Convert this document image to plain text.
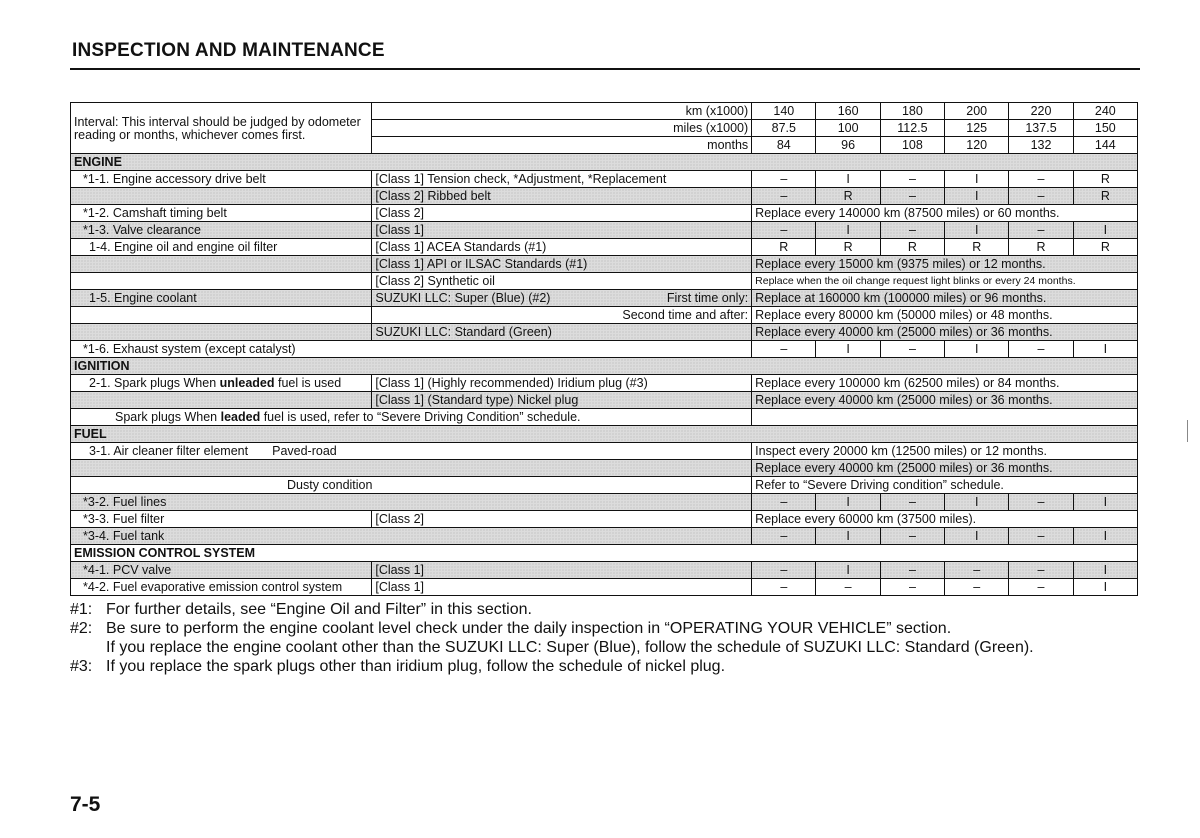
INSPECTION AND MAINTENANCE
Interval: This interval should be judged by odometer reading or months, whichever comes first.	km (x1000)	140	160	180	200	220	240
	miles (x1000)	87.5	100	112.5	125	137.5	150
	months	84	96	108	120	132	144
ENGINE							
*1-1. Engine accessory drive belt	[Class 1] Tension check, *Adjustment, *Replacement	–	I	–	I	–	R
	[Class 2] Ribbed belt	–	R	–	I	–	R
*1-2. Camshaft timing belt	[Class 2]	Replace every 140000 km (87500 miles) or 60 months.					
*1-3. Valve clearance	[Class 1]	–	I	–	I	–	I
1-4. Engine oil and engine oil filter	[Class 1] ACEA Standards (#1)	R	R	R	R	R	R
	[Class 1] API or ILSAC Standards (#1)	Replace every 15000 km (9375 miles) or 12 months.					
	[Class 2] Synthetic oil	Replace when the oil change request light blinks or every 24 months.					
1-5. Engine coolant	SUZUKI LLC: Super (Blue) (#2) First time only:	Replace at 160000 km (100000 miles) or 96 months.					
	Second time and after:	Replace every 80000 km (50000 miles) or 48 months.					
	SUZUKI LLC: Standard (Green)	Replace every 40000 km (25000 miles) or 36 months.					
*1-6. Exhaust system (except catalyst)		–	I	–	I	–	I
IGNITION							
2-1. Spark plugs When unleaded fuel is used	[Class 1] (Highly recommended) Iridium plug (#3)	Replace every 100000 km (62500 miles) or 84 months.					
	[Class 1] (Standard type) Nickel plug	Replace every 40000 km (25000 miles) or 36 months.					
Spark plugs When leaded fuel is used, refer to “Severe Driving Condition” schedule.							
FUEL							
3-1. Air cleaner filter element Paved-road		Inspect every 20000 km (12500 miles) or 12 months.					
		Replace every 40000 km (25000 miles) or 36 months.					
Dusty condition		Refer to “Severe Driving condition” schedule.					
*3-2. Fuel lines		–	I	–	I	–	I
*3-3. Fuel filter	[Class 2]	Replace every 60000 km (37500 miles).					
*3-4. Fuel tank		–	I	–	I	–	I
EMISSION CONTROL SYSTEM							
*4-1. PCV valve	[Class 1]	–	I	–	–	–	I
*4-2. Fuel evaporative emission control system	[Class 1]	–	–	–	–	–	I
#1: For further details, see “Engine Oil and Filter” in this section.
#2: Be sure to perform the engine coolant level check under the daily inspection in “OPERATING YOUR VEHICLE” section.
If you replace the engine coolant other than the SUZUKI LLC: Super (Blue), follow the schedule of SUZUKI LLC: Standard (Green).
#3: If you replace the spark plugs other than iridium plug, follow the schedule of nickel plug.
7-5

====

▶ **Instruction**: From the records above, pull out every line containing the word "Super".

▶ **Final result**:
1-5. Engine coolant	SUZUKI LLC: Super (Blue) (#2) First time only:	Replace at 160000 km (100000 miles) or 96 months.					
If you replace the engine coolant other than the SUZUKI LLC: Super (Blue), follow the schedule of SUZUKI LLC: Standard (Green).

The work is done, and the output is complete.